• [Goal]:
Rewrite the items starting at the first one and ending at the one containing "app-window: 1С ▼", with "interactable" replaced by "clickable" and everything else left as it is.

-- START OF Information given --

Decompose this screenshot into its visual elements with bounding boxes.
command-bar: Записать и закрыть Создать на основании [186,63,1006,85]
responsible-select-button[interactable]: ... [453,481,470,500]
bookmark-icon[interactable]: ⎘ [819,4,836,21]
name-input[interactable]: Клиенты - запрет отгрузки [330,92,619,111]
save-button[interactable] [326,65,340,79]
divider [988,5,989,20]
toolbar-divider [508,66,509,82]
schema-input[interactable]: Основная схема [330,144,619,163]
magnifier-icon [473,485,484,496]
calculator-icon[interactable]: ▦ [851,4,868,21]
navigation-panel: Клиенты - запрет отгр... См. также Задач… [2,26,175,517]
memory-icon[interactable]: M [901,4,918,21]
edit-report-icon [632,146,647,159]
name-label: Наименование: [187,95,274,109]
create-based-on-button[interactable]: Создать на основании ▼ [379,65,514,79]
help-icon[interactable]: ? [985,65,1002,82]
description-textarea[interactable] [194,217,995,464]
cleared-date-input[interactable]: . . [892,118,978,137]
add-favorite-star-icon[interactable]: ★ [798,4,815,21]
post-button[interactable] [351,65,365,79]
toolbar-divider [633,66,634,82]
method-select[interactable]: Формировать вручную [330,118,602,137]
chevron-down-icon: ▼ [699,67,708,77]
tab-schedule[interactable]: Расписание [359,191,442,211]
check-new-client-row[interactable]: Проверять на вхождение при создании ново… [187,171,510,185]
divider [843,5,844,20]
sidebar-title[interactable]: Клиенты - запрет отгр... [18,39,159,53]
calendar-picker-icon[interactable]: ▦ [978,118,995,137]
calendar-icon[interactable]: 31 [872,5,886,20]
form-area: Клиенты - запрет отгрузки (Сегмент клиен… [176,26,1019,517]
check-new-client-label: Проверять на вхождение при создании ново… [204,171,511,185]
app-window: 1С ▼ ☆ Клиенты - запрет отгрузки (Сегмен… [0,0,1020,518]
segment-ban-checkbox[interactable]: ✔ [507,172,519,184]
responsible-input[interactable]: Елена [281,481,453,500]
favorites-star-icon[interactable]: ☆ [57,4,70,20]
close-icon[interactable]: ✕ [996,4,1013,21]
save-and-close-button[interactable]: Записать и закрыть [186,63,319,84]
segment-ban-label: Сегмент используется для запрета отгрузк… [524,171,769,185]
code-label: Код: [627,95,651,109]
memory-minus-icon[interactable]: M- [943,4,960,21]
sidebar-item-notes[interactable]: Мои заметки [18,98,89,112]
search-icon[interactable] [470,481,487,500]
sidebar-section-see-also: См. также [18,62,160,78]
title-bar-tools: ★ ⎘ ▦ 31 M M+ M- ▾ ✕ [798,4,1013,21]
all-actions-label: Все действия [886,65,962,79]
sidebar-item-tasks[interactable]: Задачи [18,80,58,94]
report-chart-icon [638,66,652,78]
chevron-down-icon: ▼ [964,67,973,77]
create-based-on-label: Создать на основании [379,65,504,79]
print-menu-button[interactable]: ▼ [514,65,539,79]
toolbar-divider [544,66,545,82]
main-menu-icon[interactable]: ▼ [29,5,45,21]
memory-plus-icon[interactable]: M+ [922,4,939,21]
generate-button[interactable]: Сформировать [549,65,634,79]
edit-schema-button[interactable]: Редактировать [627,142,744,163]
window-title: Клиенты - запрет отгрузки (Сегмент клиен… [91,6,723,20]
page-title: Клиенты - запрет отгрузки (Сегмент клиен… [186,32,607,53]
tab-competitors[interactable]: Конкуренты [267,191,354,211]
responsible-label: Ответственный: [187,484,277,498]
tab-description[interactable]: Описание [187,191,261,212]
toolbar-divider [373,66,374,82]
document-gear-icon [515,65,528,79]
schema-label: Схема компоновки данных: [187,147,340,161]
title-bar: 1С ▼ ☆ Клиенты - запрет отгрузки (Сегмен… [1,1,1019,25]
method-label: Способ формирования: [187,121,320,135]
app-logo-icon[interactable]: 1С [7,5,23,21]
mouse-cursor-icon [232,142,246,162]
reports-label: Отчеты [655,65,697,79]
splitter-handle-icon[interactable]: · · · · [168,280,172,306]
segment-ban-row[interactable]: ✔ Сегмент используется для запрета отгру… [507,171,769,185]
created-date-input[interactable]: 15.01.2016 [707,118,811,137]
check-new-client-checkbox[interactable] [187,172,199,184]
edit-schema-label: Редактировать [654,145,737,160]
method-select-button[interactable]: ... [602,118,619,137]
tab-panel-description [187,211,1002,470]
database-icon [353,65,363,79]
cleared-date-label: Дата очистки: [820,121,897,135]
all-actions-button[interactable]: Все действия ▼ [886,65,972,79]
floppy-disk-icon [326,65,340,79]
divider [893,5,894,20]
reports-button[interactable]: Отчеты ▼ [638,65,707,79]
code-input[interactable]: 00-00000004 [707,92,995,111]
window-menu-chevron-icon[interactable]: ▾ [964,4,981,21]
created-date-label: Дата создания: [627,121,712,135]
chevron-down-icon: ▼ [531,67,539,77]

-- END OF Information given --

• [Response for this exercise]:
Decompose this screenshot into its visual elements with bounding boxes.
command-bar: Записать и закрыть Создать на основании [186,63,1006,85]
responsible-select-button[clickable]: ... [453,481,470,500]
bookmark-icon[clickable]: ⎘ [819,4,836,21]
name-input[clickable]: Клиенты - запрет отгрузки [330,92,619,111]
save-button[clickable] [326,65,340,79]
divider [988,5,989,20]
toolbar-divider [508,66,509,82]
schema-input[clickable]: Основная схема [330,144,619,163]
magnifier-icon [473,485,484,496]
calculator-icon[clickable]: ▦ [851,4,868,21]
navigation-panel: Клиенты - запрет отгр... См. также Задач… [2,26,175,517]
memory-icon[clickable]: M [901,4,918,21]
edit-report-icon [632,146,647,159]
name-label: Наименование: [187,95,274,109]
create-based-on-button[clickable]: Создать на основании ▼ [379,65,514,79]
help-icon[clickable]: ? [985,65,1002,82]
description-textarea[clickable] [194,217,995,464]
cleared-date-input[clickable]: . . [892,118,978,137]
add-favorite-star-icon[clickable]: ★ [798,4,815,21]
post-button[clickable] [351,65,365,79]
toolbar-divider [633,66,634,82]
method-select[clickable]: Формировать вручную [330,118,602,137]
chevron-down-icon: ▼ [699,67,708,77]
tab-schedule[clickable]: Расписание [359,191,442,211]
check-new-client-row[clickable]: Проверять на вхождение при создании ново… [187,171,510,185]
divider [843,5,844,20]
sidebar-title[clickable]: Клиенты - запрет отгр... [18,39,159,53]
calendar-picker-icon[clickable]: ▦ [978,118,995,137]
calendar-icon[clickable]: 31 [872,5,886,20]
form-area: Клиенты - запрет отгрузки (Сегмент клиен… [176,26,1019,517]
check-new-client-label: Проверять на вхождение при создании ново… [204,171,511,185]
app-window: 1С ▼ ☆ Клиенты - запрет отгрузки (Сегмен… [0,0,1020,518]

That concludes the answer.